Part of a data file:

+ + + +

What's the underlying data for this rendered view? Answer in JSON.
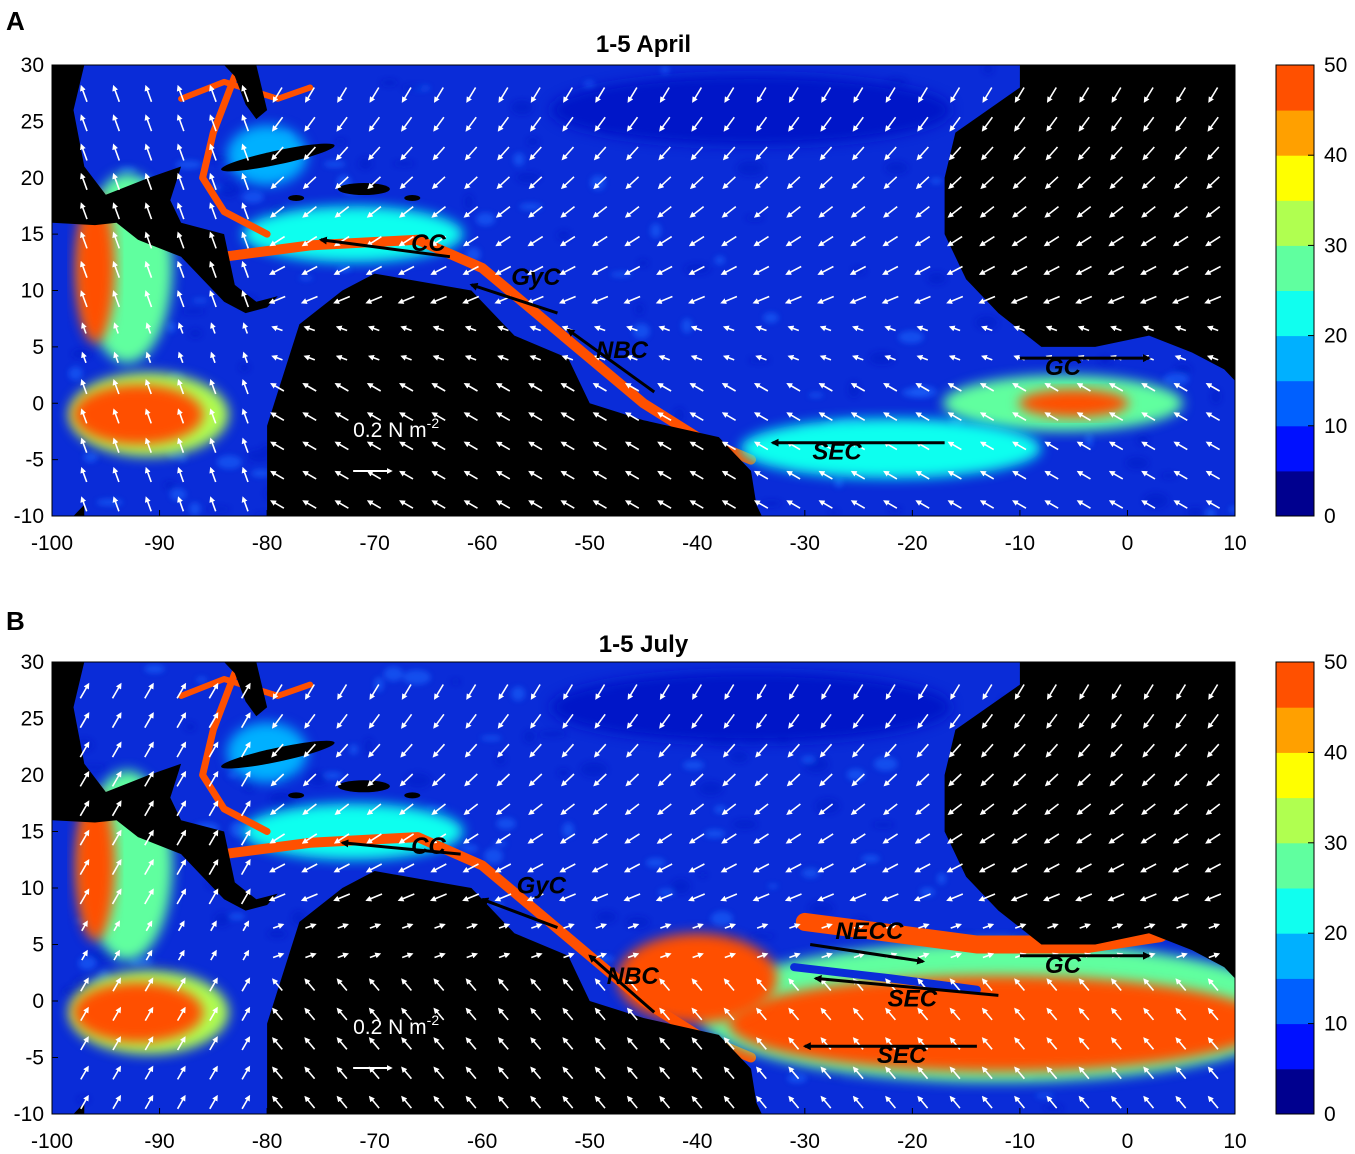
{
  "figure": {
    "panels": [
      {
        "letter": "A",
        "title": "1-5 April",
        "scale_label": "0.2 N m",
        "scale_exponent": "-2"
      },
      {
        "letter": "B",
        "title": "1-5 July",
        "scale_label": "0.2 N m",
        "scale_exponent": "-2"
      }
    ]
  },
  "chart_data": [
    {
      "type": "heatmap",
      "title": "1-5 April",
      "xlim": [
        -100,
        10
      ],
      "ylim": [
        -10,
        30
      ],
      "x_ticks": [
        -100,
        -90,
        -80,
        -70,
        -60,
        -50,
        -40,
        -30,
        -20,
        -10,
        0,
        10
      ],
      "y_ticks": [
        -10,
        -5,
        0,
        5,
        10,
        15,
        20,
        25,
        30
      ],
      "colorbar": {
        "range": [
          0,
          50
        ],
        "ticks": [
          0,
          10,
          20,
          30,
          40,
          50
        ],
        "levels": 10,
        "colors": [
          "#00008f",
          "#0010ff",
          "#0060ff",
          "#00b0ff",
          "#10ffef",
          "#60ff9f",
          "#b0ff50",
          "#ffff00",
          "#ffa000",
          "#ff5000"
        ]
      },
      "vector_scale": "0.2 N m-2",
      "current_labels": [
        {
          "text": "CC",
          "lon": -65,
          "lat": 13.5,
          "arrow_from": [
            -63,
            13
          ],
          "arrow_to": [
            -75,
            14.5
          ]
        },
        {
          "text": "GyC",
          "lon": -55,
          "lat": 10.5,
          "arrow_from": [
            -53,
            8
          ],
          "arrow_to": [
            -61,
            10.5
          ]
        },
        {
          "text": "NBC",
          "lon": -47,
          "lat": 4,
          "arrow_from": [
            -44,
            1
          ],
          "arrow_to": [
            -52,
            6.5
          ]
        },
        {
          "text": "SEC",
          "lon": -27,
          "lat": -5,
          "arrow_from": [
            -17,
            -3.5
          ],
          "arrow_to": [
            -33,
            -3.5
          ]
        },
        {
          "text": "GC",
          "lon": -6,
          "lat": 2.5,
          "arrow_from": [
            -10,
            4
          ],
          "arrow_to": [
            2,
            4
          ]
        }
      ]
    },
    {
      "type": "heatmap",
      "title": "1-5 July",
      "xlim": [
        -100,
        10
      ],
      "ylim": [
        -10,
        30
      ],
      "x_ticks": [
        -100,
        -90,
        -80,
        -70,
        -60,
        -50,
        -40,
        -30,
        -20,
        -10,
        0,
        10
      ],
      "y_ticks": [
        -10,
        -5,
        0,
        5,
        10,
        15,
        20,
        25,
        30
      ],
      "colorbar": {
        "range": [
          0,
          50
        ],
        "ticks": [
          0,
          10,
          20,
          30,
          40,
          50
        ],
        "levels": 10,
        "colors": [
          "#00008f",
          "#0010ff",
          "#0060ff",
          "#00b0ff",
          "#10ffef",
          "#60ff9f",
          "#b0ff50",
          "#ffff00",
          "#ffa000",
          "#ff5000"
        ]
      },
      "vector_scale": "0.2 N m-2",
      "current_labels": [
        {
          "text": "CC",
          "lon": -65,
          "lat": 13,
          "arrow_from": [
            -62,
            13
          ],
          "arrow_to": [
            -73,
            14
          ]
        },
        {
          "text": "GyC",
          "lon": -54.5,
          "lat": 9.5,
          "arrow_from": [
            -53,
            6.5
          ],
          "arrow_to": [
            -60,
            9
          ]
        },
        {
          "text": "NBC",
          "lon": -46,
          "lat": 1.5,
          "arrow_from": [
            -44,
            -1
          ],
          "arrow_to": [
            -50,
            4
          ]
        },
        {
          "text": "NECC",
          "lon": -24,
          "lat": 5.5,
          "arrow_from": [
            -29.5,
            5
          ],
          "arrow_to": [
            -19,
            3.5
          ]
        },
        {
          "text": "SEC",
          "lon": -20,
          "lat": -0.5,
          "arrow_from": [
            -12,
            0.5
          ],
          "arrow_to": [
            -29,
            2
          ]
        },
        {
          "text": "SEC",
          "lon": -21,
          "lat": -5.5,
          "arrow_from": [
            -14,
            -4
          ],
          "arrow_to": [
            -30,
            -4
          ]
        },
        {
          "text": "GC",
          "lon": -6,
          "lat": 2.5,
          "arrow_from": [
            -10,
            4
          ],
          "arrow_to": [
            2,
            4
          ]
        }
      ]
    }
  ]
}
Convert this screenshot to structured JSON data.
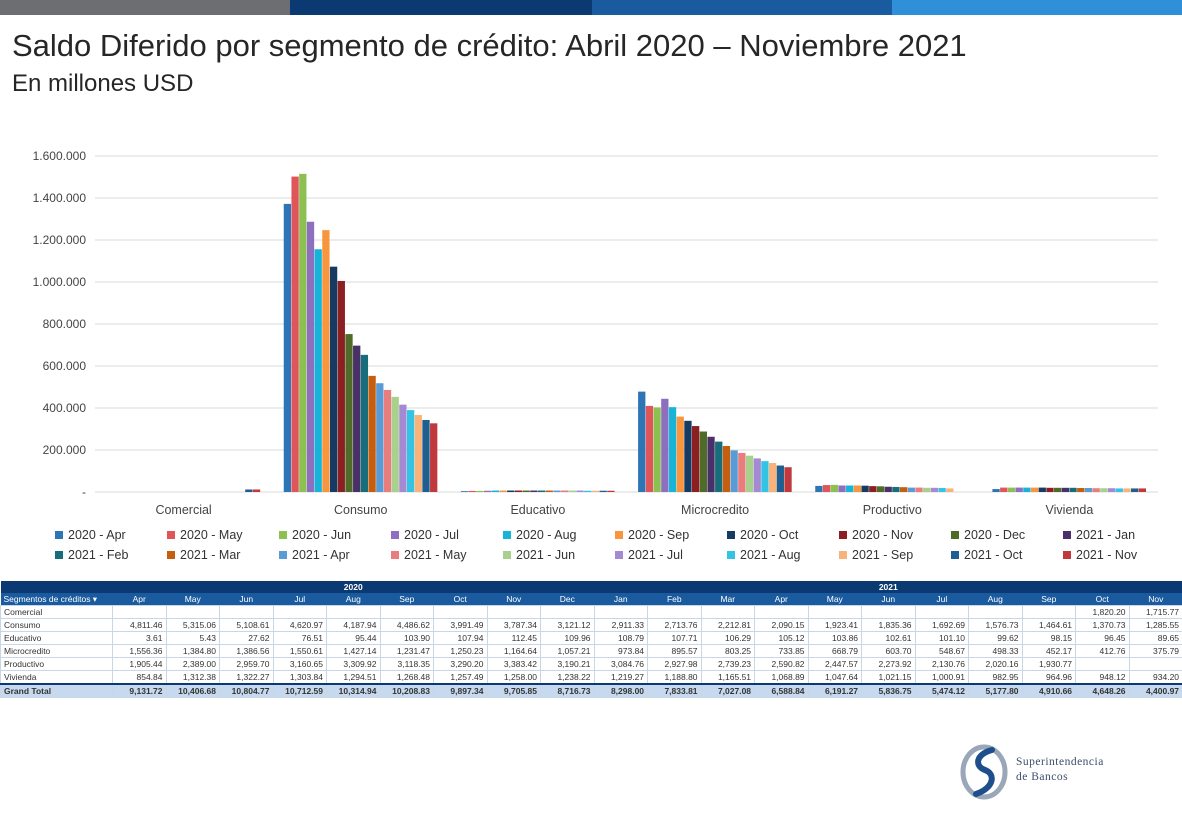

+ + + +

Make an exact reproduction of the listing above, without any pictures.

What's the underlying data for this rendered view? Answer in JSON.
{
  "figure": {
    "panels": [
      {
        "letter": "A",
        "title": "1-5 April",
        "scale_label": "0.2 N m",
        "scale_exponent": "-2"
      },
      {
        "letter": "B",
        "title": "1-5 July",
        "scale_label": "0.2 N m",
        "scale_exponent": "-2"
      }
    ]
  },
  "chart_data": [
    {
      "type": "heatmap",
      "title": "1-5 April",
      "xlim": [
        -100,
        10
      ],
      "ylim": [
        -10,
        30
      ],
      "x_ticks": [
        -100,
        -90,
        -80,
        -70,
        -60,
        -50,
        -40,
        -30,
        -20,
        -10,
        0,
        10
      ],
      "y_ticks": [
        -10,
        -5,
        0,
        5,
        10,
        15,
        20,
        25,
        30
      ],
      "colorbar": {
        "range": [
          0,
          50
        ],
        "ticks": [
          0,
          10,
          20,
          30,
          40,
          50
        ],
        "levels": 10,
        "colors": [
          "#00008f",
          "#0010ff",
          "#0060ff",
          "#00b0ff",
          "#10ffef",
          "#60ff9f",
          "#b0ff50",
          "#ffff00",
          "#ffa000",
          "#ff5000"
        ]
      },
      "vector_scale": "0.2 N m-2",
      "current_labels": [
        {
          "text": "CC",
          "lon": -65,
          "lat": 13.5,
          "arrow_from": [
            -63,
            13
          ],
          "arrow_to": [
            -75,
            14.5
          ]
        },
        {
          "text": "GyC",
          "lon": -55,
          "lat": 10.5,
          "arrow_from": [
            -53,
            8
          ],
          "arrow_to": [
            -61,
            10.5
          ]
        },
        {
          "text": "NBC",
          "lon": -47,
          "lat": 4,
          "arrow_from": [
            -44,
            1
          ],
          "arrow_to": [
            -52,
            6.5
          ]
        },
        {
          "text": "SEC",
          "lon": -27,
          "lat": -5,
          "arrow_from": [
            -17,
            -3.5
          ],
          "arrow_to": [
            -33,
            -3.5
          ]
        },
        {
          "text": "GC",
          "lon": -6,
          "lat": 2.5,
          "arrow_from": [
            -10,
            4
          ],
          "arrow_to": [
            2,
            4
          ]
        }
      ]
    },
    {
      "type": "heatmap",
      "title": "1-5 July",
      "xlim": [
        -100,
        10
      ],
      "ylim": [
        -10,
        30
      ],
      "x_ticks": [
        -100,
        -90,
        -80,
        -70,
        -60,
        -50,
        -40,
        -30,
        -20,
        -10,
        0,
        10
      ],
      "y_ticks": [
        -10,
        -5,
        0,
        5,
        10,
        15,
        20,
        25,
        30
      ],
      "colorbar": {
        "range": [
          0,
          50
        ],
        "ticks": [
          0,
          10,
          20,
          30,
          40,
          50
        ],
        "levels": 10,
        "colors": [
          "#00008f",
          "#0010ff",
          "#0060ff",
          "#00b0ff",
          "#10ffef",
          "#60ff9f",
          "#b0ff50",
          "#ffff00",
          "#ffa000",
          "#ff5000"
        ]
      },
      "vector_scale": "0.2 N m-2",
      "current_labels": [
        {
          "text": "CC",
          "lon": -65,
          "lat": 13,
          "arrow_from": [
            -62,
            13
          ],
          "arrow_to": [
            -73,
            14
          ]
        },
        {
          "text": "GyC",
          "lon": -54.5,
          "lat": 9.5,
          "arrow_from": [
            -53,
            6.5
          ],
          "arrow_to": [
            -60,
            9
          ]
        },
        {
          "text": "NBC",
          "lon": -46,
          "lat": 1.5,
          "arrow_from": [
            -44,
            -1
          ],
          "arrow_to": [
            -50,
            4
          ]
        },
        {
          "text": "NECC",
          "lon": -24,
          "lat": 5.5,
          "arrow_from": [
            -29.5,
            5
          ],
          "arrow_to": [
            -19,
            3.5
          ]
        },
        {
          "text": "SEC",
          "lon": -20,
          "lat": -0.5,
          "arrow_from": [
            -12,
            0.5
          ],
          "arrow_to": [
            -29,
            2
          ]
        },
        {
          "text": "SEC",
          "lon": -21,
          "lat": -5.5,
          "arrow_from": [
            -14,
            -4
          ],
          "arrow_to": [
            -30,
            -4
          ]
        },
        {
          "text": "GC",
          "lon": -6,
          "lat": 2.5,
          "arrow_from": [
            -10,
            4
          ],
          "arrow_to": [
            2,
            4
          ]
        }
      ]
    }
  ]
}
Convert this screenshot to structured JSON data.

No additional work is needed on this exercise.